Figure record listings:
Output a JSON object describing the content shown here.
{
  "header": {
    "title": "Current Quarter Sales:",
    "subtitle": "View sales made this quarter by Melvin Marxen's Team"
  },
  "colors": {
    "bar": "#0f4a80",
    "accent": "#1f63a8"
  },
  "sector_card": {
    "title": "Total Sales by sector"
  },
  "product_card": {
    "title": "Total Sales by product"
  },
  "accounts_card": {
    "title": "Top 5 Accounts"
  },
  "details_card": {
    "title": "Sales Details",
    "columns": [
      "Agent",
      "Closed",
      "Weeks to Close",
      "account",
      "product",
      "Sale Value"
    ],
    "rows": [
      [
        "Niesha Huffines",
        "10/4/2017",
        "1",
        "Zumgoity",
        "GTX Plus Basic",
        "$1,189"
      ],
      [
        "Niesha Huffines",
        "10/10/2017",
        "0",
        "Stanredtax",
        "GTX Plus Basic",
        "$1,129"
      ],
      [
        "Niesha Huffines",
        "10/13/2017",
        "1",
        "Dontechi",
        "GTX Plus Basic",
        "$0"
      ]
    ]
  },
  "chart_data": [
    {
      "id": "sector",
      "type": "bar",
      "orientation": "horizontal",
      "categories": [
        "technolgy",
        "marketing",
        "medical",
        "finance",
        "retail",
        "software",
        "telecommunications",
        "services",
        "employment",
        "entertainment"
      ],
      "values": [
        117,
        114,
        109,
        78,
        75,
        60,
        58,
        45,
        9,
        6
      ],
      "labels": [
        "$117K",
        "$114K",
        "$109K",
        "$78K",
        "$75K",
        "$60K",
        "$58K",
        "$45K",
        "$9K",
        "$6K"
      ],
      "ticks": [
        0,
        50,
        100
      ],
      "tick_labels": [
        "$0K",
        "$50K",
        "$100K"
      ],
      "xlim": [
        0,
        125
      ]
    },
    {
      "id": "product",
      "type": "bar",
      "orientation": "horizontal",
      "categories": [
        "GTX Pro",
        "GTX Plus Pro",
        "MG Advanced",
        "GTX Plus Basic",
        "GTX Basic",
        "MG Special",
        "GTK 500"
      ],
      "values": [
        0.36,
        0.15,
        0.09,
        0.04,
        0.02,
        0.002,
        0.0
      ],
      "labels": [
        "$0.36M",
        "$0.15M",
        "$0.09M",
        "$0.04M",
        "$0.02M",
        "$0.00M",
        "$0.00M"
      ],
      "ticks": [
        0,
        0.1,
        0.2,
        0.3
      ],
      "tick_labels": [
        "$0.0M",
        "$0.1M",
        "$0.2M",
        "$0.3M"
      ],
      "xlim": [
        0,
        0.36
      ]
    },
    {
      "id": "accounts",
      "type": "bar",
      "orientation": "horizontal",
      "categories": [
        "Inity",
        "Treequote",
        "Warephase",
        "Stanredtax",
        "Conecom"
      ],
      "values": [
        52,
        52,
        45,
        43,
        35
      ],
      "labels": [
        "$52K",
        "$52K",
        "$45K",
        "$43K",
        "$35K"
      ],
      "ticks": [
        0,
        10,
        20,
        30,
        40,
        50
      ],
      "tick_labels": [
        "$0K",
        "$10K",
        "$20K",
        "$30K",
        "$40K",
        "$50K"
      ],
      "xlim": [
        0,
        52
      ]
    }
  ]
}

Prompt: From the records above, extract every entry exactly as given.

Answer to the task:
Output a JSON object describing the content shown here.
{
  "header": {
    "title": "Current Quarter Sales:",
    "subtitle": "View sales made this quarter by Melvin Marxen's Team"
  },
  "colors": {
    "bar": "#0f4a80",
    "accent": "#1f63a8"
  },
  "sector_card": {
    "title": "Total Sales by sector"
  },
  "product_card": {
    "title": "Total Sales by product"
  },
  "accounts_card": {
    "title": "Top 5 Accounts"
  },
  "details_card": {
    "title": "Sales Details",
    "columns": [
      "Agent",
      "Closed",
      "Weeks to Close",
      "account",
      "product",
      "Sale Value"
    ],
    "rows": [
      [
        "Niesha Huffines",
        "10/4/2017",
        "1",
        "Zumgoity",
        "GTX Plus Basic",
        "$1,189"
      ],
      [
        "Niesha Huffines",
        "10/10/2017",
        "0",
        "Stanredtax",
        "GTX Plus Basic",
        "$1,129"
      ],
      [
        "Niesha Huffines",
        "10/13/2017",
        "1",
        "Dontechi",
        "GTX Plus Basic",
        "$0"
      ]
    ]
  },
  "chart_data": [
    {
      "id": "sector",
      "type": "bar",
      "orientation": "horizontal",
      "categories": [
        "technolgy",
        "marketing",
        "medical",
        "finance",
        "retail",
        "software",
        "telecommunications",
        "services",
        "employment",
        "entertainment"
      ],
      "values": [
        117,
        114,
        109,
        78,
        75,
        60,
        58,
        45,
        9,
        6
      ],
      "labels": [
        "$117K",
        "$114K",
        "$109K",
        "$78K",
        "$75K",
        "$60K",
        "$58K",
        "$45K",
        "$9K",
        "$6K"
      ],
      "ticks": [
        0,
        50,
        100
      ],
      "tick_labels": [
        "$0K",
        "$50K",
        "$100K"
      ],
      "xlim": [
        0,
        125
      ]
    },
    {
      "id": "product",
      "type": "bar",
      "orientation": "horizontal",
      "categories": [
        "GTX Pro",
        "GTX Plus Pro",
        "MG Advanced",
        "GTX Plus Basic",
        "GTX Basic",
        "MG Special",
        "GTK 500"
      ],
      "values": [
        0.36,
        0.15,
        0.09,
        0.04,
        0.02,
        0.002,
        0.0
      ],
      "labels": [
        "$0.36M",
        "$0.15M",
        "$0.09M",
        "$0.04M",
        "$0.02M",
        "$0.00M",
        "$0.00M"
      ],
      "ticks": [
        0,
        0.1,
        0.2,
        0.3
      ],
      "tick_labels": [
        "$0.0M",
        "$0.1M",
        "$0.2M",
        "$0.3M"
      ],
      "xlim": [
        0,
        0.36
      ]
    },
    {
      "id": "accounts",
      "type": "bar",
      "orientation": "horizontal",
      "categories": [
        "Inity",
        "Treequote",
        "Warephase",
        "Stanredtax",
        "Conecom"
      ],
      "values": [
        52,
        52,
        45,
        43,
        35
      ],
      "labels": [
        "$52K",
        "$52K",
        "$45K",
        "$43K",
        "$35K"
      ],
      "ticks": [
        0,
        10,
        20,
        30,
        40,
        50
      ],
      "tick_labels": [
        "$0K",
        "$10K",
        "$20K",
        "$30K",
        "$40K",
        "$50K"
      ],
      "xlim": [
        0,
        52
      ]
    }
  ]
}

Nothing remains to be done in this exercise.